→ Text block
______

[DAG] Fold trunc(avg(x,y)) for avgceil/floor u/s nodes if they have sufficient leading zero/sign bits #152273

houngkoungting · 2025-08-06T09:00:24Z

avgceil version : https://alive2.llvm.org/ce/z/2CKrRh
Fix #147773 , After several iterations, I believe this version is correct and complete.

@RKSimon

…ufficient leading zero/sign bits-1

llvmbot · 2025-08-06T09:00:54Z

@llvm/pr-subscribers-llvm-selectiondag

@llvm/pr-subscribers-backend-aarch64

Author: 黃國庭 (houngkoungting)

Changes

avgceil version : https://alive2.llvm.org/ce/z/2CKrRh
Fix #147773 , After several iterations, I believe this version is correct and complete.

______

→ What is asked
[1] List every @-mention that appears in the pull request thread about folding trunc(avg(x,y)).
[2] According to the pull request thread, which issue number does this change fix?
[3] Write the next part of the pull request thread about folding trunc(avg(x,y)), picking up right after its last sentence.

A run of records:
______

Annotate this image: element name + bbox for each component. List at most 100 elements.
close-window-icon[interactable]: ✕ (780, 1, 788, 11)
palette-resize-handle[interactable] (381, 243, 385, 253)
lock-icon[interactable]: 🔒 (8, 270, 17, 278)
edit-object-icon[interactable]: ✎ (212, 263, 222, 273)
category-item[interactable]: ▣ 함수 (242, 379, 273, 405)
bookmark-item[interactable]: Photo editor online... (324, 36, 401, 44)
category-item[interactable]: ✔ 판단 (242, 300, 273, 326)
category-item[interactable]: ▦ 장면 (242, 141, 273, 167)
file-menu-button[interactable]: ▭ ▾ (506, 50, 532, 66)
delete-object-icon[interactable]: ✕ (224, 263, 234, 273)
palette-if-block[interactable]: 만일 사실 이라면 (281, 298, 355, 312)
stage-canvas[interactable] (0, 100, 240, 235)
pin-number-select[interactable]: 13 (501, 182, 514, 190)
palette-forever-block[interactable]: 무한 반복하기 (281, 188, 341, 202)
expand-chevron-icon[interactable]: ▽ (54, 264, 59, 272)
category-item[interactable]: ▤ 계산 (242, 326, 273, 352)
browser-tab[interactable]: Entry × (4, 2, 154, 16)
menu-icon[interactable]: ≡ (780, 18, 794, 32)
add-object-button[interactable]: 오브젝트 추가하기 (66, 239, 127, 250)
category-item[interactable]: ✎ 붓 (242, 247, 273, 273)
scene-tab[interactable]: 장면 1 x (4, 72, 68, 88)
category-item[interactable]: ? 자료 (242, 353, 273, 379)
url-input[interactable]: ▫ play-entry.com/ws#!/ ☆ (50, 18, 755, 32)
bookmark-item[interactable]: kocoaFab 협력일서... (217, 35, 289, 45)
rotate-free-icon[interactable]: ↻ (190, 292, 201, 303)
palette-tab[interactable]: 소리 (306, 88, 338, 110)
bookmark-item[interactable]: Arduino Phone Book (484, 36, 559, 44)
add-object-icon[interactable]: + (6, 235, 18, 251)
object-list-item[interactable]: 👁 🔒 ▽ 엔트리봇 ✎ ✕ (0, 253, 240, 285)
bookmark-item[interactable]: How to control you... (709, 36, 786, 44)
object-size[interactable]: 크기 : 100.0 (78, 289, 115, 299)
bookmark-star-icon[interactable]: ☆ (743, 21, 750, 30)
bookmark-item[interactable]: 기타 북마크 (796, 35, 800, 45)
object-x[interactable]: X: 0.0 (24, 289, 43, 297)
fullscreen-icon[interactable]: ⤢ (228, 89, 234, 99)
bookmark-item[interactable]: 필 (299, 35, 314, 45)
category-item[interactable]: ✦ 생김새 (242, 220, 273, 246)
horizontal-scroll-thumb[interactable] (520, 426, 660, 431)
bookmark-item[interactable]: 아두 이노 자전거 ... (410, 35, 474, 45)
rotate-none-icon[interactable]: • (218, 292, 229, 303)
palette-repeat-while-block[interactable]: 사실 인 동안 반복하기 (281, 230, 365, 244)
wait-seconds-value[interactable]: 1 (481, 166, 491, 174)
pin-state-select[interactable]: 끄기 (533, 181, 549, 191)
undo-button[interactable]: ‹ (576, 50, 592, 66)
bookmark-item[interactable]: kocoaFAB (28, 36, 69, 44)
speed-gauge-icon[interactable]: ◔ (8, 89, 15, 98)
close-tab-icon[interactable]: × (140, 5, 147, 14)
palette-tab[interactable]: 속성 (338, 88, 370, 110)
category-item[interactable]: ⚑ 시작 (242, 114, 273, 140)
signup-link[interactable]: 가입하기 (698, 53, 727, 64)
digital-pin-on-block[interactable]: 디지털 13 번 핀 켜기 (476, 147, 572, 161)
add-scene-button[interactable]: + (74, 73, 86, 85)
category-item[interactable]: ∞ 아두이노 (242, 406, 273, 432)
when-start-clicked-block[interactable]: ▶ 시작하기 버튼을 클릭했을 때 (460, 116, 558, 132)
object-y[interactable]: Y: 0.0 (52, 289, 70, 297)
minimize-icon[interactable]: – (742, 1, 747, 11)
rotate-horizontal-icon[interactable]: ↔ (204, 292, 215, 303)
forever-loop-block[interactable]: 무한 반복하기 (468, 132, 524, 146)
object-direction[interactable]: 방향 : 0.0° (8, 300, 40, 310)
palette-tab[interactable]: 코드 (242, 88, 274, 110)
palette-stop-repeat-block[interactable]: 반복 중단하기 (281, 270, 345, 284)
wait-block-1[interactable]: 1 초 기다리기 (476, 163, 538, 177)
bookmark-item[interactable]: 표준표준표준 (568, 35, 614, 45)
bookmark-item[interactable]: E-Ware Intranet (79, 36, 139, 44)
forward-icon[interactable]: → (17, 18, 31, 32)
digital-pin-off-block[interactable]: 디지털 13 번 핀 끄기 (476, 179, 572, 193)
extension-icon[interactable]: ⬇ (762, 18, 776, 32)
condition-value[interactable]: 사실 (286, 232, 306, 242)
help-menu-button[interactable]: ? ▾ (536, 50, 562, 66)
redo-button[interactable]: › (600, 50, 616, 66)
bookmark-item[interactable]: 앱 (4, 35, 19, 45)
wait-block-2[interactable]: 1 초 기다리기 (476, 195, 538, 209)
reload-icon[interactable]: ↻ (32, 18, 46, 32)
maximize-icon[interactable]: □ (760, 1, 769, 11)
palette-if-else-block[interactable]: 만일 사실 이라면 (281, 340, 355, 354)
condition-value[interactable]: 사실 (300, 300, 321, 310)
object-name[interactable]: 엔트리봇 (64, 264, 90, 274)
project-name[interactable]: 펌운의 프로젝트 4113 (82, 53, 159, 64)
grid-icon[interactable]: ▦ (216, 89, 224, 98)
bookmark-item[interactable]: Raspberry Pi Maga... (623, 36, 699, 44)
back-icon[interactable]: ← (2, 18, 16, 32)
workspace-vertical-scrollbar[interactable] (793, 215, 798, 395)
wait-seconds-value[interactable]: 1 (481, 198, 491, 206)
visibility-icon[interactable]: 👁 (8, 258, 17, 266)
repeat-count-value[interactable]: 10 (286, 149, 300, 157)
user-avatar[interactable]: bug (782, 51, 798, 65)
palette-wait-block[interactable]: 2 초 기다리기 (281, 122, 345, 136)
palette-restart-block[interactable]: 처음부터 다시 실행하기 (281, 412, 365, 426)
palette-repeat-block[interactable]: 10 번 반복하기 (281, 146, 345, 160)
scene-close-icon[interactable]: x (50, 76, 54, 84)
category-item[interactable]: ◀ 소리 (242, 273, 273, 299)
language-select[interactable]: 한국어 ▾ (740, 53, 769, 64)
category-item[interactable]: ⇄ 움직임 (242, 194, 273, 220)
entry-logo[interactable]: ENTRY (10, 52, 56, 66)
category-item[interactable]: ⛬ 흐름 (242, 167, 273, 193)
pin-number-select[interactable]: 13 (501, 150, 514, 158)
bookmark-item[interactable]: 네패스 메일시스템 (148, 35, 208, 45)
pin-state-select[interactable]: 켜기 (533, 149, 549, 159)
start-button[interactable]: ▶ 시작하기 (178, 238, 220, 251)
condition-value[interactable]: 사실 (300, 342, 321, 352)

______

→ Outputs in order
[1] @RKSimon, @llvm/pr-subscribers-llvm-selectiondag, @llvm/pr-subscribers-backend-aarch64

[2] It fixes issue #147773.

[3]
@RKSimon

Full diff: https://github.com/llvm/llvm-project/pull/152273.diff

2 Files Affected:

(modified) llvm/lib/CodeGen/SelectionDAG/DAGCombiner.cpp (+45)
(added) llvm/test/CodeGen/AArch64/trunc-avg-fold.ll (+43)

diff --git a/llvm/lib/CodeGen/SelectionDAG/DAGCombiner.cpp b/llvm/lib/CodeGen/SelectionDAG/DAGCombiner.cpp
index d70e96938ed9a..9ff256f8090ba 100644
--- a/llvm/lib/CodeGen/SelectionDAG/DAGCombiner.cpp
+++ b/llvm/lib/CodeGen/SelectionDAG/DAGCombiner.cpp
@@ -16294,6 +16294,51 @@ SDValue DAGCombiner::visitTRUNCATE(SDNode *N) {
   // because targets may prefer a wider type during later combines and invert
   // this transform.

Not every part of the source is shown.